● Problem to work on: Comb through the entries for "this" and pull out each line that holds it.

--- BEGIN ---

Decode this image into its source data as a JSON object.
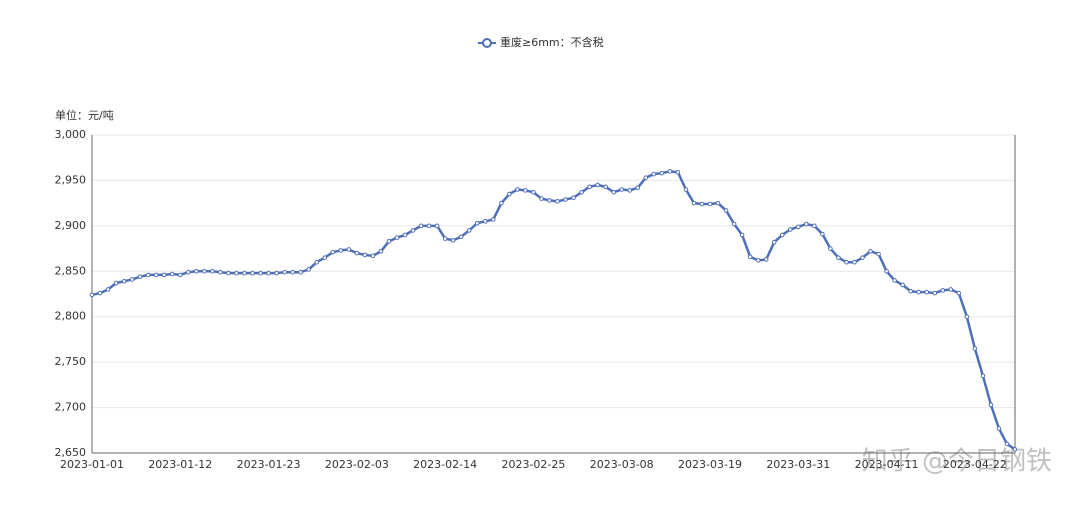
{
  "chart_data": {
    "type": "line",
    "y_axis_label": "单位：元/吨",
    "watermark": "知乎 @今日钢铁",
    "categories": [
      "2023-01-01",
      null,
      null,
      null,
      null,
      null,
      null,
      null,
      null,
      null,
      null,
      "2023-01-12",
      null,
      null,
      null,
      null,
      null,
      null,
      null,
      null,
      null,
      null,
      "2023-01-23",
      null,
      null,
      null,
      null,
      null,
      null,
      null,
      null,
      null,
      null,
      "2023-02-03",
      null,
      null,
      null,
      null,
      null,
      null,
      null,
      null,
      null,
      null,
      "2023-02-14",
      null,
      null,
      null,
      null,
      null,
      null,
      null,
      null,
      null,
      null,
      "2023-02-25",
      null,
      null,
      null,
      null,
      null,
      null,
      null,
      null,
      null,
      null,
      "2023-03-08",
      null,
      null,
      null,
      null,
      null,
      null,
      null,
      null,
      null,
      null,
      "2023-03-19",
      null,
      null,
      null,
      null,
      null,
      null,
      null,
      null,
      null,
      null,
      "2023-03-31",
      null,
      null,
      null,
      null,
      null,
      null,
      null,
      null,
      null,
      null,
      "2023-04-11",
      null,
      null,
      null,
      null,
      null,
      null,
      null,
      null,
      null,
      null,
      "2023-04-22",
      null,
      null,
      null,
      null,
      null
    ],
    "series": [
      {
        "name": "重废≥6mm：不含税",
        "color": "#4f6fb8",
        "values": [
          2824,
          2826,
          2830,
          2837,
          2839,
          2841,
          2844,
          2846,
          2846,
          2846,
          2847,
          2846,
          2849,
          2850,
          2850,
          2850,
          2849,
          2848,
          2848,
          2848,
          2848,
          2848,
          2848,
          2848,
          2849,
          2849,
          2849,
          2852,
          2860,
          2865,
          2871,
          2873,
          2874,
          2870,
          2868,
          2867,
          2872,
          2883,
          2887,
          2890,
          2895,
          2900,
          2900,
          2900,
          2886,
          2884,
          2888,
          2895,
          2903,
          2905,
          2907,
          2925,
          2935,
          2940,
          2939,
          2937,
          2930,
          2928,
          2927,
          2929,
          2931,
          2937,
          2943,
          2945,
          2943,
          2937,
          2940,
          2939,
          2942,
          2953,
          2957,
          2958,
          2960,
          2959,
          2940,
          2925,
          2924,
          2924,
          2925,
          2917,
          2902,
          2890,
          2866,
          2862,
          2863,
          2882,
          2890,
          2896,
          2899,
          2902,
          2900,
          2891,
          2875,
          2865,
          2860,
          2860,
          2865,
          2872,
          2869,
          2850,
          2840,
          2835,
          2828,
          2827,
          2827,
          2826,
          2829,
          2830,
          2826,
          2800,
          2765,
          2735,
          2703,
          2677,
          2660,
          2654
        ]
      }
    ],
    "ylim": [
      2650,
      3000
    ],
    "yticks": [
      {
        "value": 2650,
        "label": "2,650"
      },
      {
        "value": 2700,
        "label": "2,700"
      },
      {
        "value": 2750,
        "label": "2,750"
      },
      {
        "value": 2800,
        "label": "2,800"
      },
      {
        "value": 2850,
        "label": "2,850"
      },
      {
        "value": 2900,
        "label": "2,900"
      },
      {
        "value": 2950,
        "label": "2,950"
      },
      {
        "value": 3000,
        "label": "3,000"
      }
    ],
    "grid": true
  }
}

--- END ---
--- BEGIN ---

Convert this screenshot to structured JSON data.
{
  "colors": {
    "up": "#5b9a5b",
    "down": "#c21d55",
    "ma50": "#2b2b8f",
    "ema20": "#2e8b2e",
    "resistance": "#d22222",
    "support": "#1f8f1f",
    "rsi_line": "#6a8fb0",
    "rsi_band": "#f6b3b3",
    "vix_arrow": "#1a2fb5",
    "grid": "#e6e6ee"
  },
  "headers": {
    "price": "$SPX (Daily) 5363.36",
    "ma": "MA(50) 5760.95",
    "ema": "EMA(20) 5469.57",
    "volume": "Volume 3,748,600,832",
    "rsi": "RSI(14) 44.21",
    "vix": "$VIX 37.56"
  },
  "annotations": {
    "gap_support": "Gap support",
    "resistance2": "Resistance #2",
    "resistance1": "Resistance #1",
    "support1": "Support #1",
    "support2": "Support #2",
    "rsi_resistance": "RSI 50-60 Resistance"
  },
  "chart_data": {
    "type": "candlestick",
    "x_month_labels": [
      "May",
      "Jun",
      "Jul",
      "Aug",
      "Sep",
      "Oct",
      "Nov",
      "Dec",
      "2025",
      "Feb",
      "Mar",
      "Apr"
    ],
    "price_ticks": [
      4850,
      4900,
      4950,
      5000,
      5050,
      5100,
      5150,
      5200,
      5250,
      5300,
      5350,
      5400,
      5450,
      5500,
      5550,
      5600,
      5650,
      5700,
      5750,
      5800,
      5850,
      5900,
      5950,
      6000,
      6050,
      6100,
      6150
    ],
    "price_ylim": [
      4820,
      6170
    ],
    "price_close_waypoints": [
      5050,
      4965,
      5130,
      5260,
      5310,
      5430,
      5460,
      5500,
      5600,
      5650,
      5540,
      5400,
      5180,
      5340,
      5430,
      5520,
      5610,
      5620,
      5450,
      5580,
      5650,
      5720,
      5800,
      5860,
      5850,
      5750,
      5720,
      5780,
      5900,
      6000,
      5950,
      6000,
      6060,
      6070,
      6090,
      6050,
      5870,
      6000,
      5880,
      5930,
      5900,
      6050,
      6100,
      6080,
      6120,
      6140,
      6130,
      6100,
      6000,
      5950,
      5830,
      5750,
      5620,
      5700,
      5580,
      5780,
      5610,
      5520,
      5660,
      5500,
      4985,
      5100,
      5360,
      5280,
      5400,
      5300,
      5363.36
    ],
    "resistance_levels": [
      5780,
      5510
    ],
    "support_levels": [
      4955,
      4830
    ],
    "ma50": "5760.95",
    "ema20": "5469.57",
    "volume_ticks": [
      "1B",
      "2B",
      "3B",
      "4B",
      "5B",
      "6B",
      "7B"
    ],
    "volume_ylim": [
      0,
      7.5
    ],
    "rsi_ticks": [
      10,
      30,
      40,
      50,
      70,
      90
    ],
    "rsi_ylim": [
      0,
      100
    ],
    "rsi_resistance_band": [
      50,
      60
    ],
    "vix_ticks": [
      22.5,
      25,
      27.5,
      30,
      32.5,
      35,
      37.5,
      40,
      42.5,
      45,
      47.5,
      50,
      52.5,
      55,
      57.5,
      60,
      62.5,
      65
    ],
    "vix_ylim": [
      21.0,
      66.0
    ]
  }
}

--- END ---

● The output:
Decode this image into its source data as a JSON object.
Convert this screenshot to structured JSON data.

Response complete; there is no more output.